- Supplied records
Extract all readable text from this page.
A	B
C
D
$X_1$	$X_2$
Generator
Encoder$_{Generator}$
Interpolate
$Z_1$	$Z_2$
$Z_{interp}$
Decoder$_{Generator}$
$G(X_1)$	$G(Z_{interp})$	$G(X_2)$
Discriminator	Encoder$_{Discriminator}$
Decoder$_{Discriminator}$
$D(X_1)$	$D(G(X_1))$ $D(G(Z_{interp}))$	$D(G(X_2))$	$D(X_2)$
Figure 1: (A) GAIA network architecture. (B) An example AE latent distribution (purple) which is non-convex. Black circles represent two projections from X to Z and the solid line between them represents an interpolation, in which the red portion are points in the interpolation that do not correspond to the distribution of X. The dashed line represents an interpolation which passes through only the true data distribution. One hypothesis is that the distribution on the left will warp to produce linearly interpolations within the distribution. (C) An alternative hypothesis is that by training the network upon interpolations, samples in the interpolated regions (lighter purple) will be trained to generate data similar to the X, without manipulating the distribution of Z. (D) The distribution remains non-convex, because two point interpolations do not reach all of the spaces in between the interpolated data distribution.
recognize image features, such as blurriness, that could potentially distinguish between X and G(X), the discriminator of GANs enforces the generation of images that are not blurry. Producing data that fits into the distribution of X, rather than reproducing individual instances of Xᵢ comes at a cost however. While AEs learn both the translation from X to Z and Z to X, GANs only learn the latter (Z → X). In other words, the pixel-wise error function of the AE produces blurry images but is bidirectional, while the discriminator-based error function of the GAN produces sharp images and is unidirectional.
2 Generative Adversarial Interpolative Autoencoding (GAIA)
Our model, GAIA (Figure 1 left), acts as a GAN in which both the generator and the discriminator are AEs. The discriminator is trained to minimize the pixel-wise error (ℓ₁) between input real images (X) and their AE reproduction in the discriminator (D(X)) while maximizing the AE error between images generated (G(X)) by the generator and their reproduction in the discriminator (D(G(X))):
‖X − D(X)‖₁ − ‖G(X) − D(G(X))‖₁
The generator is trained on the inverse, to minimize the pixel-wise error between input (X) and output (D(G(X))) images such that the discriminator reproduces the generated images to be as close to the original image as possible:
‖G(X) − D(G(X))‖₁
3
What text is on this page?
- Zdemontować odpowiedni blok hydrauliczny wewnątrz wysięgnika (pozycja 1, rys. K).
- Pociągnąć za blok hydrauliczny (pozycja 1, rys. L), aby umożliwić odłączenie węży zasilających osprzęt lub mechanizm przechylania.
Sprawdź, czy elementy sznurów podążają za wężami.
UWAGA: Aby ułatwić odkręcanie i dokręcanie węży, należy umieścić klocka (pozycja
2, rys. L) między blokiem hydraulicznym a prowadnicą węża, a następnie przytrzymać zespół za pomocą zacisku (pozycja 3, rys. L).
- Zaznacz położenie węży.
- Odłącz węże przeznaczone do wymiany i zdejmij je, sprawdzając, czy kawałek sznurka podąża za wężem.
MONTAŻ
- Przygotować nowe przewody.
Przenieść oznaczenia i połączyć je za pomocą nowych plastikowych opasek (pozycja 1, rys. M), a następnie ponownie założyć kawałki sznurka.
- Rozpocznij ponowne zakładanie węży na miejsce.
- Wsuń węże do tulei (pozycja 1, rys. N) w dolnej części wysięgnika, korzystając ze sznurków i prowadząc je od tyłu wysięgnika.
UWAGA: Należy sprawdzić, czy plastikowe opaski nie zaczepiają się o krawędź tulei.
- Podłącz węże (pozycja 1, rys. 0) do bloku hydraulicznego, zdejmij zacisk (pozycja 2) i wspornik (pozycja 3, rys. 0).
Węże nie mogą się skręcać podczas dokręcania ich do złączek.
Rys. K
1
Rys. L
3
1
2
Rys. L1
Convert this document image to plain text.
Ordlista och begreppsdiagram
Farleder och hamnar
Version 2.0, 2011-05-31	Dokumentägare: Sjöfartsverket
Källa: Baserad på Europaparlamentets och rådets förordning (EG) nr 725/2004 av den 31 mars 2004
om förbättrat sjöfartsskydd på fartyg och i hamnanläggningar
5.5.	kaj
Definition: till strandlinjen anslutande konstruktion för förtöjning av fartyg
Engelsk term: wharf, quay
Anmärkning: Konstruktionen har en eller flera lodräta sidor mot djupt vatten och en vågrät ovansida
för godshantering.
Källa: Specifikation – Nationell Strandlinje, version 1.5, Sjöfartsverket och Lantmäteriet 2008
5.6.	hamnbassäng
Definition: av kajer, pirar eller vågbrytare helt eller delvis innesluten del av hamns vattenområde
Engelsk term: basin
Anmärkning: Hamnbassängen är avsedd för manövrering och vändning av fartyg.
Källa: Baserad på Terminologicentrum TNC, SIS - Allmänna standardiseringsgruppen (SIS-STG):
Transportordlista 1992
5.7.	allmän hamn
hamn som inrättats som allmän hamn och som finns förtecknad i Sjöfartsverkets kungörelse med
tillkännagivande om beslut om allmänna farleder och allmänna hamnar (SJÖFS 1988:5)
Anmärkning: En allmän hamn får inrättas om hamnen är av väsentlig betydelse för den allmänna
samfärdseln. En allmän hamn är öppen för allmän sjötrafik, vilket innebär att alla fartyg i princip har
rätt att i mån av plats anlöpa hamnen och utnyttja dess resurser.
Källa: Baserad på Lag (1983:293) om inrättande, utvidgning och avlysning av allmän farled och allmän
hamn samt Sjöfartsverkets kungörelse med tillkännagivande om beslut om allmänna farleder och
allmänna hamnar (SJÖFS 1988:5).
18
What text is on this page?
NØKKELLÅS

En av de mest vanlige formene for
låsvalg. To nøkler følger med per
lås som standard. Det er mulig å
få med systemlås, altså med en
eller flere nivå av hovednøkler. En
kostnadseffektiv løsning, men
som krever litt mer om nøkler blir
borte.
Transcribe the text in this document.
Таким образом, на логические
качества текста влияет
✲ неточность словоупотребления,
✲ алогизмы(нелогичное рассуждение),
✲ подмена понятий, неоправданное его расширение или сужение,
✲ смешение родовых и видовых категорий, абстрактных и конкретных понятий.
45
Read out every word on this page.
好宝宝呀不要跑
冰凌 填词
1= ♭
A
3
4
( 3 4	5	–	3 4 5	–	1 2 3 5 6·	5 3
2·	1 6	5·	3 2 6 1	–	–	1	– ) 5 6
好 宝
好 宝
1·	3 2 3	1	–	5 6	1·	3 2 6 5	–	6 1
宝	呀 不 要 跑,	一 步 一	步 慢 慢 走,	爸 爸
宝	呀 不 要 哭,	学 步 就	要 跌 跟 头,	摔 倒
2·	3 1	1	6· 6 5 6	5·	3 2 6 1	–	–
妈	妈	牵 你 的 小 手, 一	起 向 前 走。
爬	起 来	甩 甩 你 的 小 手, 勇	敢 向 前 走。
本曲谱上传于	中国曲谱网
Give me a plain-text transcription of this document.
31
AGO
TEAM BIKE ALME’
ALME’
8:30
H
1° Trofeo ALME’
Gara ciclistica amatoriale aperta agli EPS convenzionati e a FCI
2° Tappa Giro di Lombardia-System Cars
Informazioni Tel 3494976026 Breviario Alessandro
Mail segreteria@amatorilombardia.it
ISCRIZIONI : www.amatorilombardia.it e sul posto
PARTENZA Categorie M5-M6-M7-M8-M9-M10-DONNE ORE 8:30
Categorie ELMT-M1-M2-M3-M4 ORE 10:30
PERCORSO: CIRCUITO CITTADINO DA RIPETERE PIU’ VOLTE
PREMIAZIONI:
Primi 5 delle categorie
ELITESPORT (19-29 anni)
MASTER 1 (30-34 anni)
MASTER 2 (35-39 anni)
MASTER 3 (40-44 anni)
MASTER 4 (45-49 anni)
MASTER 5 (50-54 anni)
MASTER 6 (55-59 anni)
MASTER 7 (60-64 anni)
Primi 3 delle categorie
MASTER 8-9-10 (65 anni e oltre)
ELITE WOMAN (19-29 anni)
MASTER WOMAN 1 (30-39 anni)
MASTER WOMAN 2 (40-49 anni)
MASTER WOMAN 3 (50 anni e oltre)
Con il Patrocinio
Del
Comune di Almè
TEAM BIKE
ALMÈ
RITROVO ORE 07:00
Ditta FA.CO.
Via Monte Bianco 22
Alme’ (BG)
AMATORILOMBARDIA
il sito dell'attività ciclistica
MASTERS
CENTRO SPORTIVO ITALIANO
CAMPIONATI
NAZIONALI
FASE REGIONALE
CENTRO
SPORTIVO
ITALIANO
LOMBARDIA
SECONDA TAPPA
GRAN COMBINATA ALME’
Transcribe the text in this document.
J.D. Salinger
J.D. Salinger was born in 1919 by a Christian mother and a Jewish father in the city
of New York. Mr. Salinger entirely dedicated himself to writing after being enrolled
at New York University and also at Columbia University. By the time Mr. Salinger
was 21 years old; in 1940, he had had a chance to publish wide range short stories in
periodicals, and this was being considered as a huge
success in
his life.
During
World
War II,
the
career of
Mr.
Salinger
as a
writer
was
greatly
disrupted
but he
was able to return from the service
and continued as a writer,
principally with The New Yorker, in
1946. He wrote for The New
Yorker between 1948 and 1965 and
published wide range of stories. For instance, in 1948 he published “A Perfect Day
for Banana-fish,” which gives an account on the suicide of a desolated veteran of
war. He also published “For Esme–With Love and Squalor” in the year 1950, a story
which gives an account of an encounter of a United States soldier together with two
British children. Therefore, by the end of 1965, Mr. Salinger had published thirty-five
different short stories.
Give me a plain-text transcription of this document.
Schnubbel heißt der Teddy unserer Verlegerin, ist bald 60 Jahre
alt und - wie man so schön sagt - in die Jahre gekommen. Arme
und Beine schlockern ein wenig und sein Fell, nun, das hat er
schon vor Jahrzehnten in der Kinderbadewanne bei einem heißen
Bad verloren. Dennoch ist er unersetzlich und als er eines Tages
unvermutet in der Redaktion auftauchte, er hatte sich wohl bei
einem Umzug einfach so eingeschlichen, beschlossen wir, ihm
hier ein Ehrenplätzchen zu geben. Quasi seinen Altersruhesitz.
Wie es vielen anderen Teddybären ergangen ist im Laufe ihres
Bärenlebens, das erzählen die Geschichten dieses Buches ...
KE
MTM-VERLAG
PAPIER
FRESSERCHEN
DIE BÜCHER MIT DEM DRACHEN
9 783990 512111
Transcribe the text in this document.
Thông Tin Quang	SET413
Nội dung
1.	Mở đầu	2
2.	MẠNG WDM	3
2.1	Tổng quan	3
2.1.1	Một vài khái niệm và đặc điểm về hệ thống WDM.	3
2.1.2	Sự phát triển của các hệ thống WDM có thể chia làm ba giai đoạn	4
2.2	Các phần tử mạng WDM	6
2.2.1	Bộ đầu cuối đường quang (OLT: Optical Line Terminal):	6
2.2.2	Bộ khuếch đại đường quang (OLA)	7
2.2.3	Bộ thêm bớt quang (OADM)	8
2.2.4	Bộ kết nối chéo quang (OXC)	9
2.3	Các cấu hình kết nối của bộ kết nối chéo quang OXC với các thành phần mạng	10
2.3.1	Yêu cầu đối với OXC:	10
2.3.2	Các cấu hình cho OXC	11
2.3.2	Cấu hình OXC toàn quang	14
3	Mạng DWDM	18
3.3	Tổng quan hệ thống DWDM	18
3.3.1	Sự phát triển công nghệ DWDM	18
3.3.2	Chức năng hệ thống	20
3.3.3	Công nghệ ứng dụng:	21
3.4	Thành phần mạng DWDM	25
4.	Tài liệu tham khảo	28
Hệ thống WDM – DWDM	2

- Short exercise
Which lines hold the word "Decoder"? Copy each of them from the records.

- Complete output
Decoder$_{Generator}$
Decoder$_{Discriminator}$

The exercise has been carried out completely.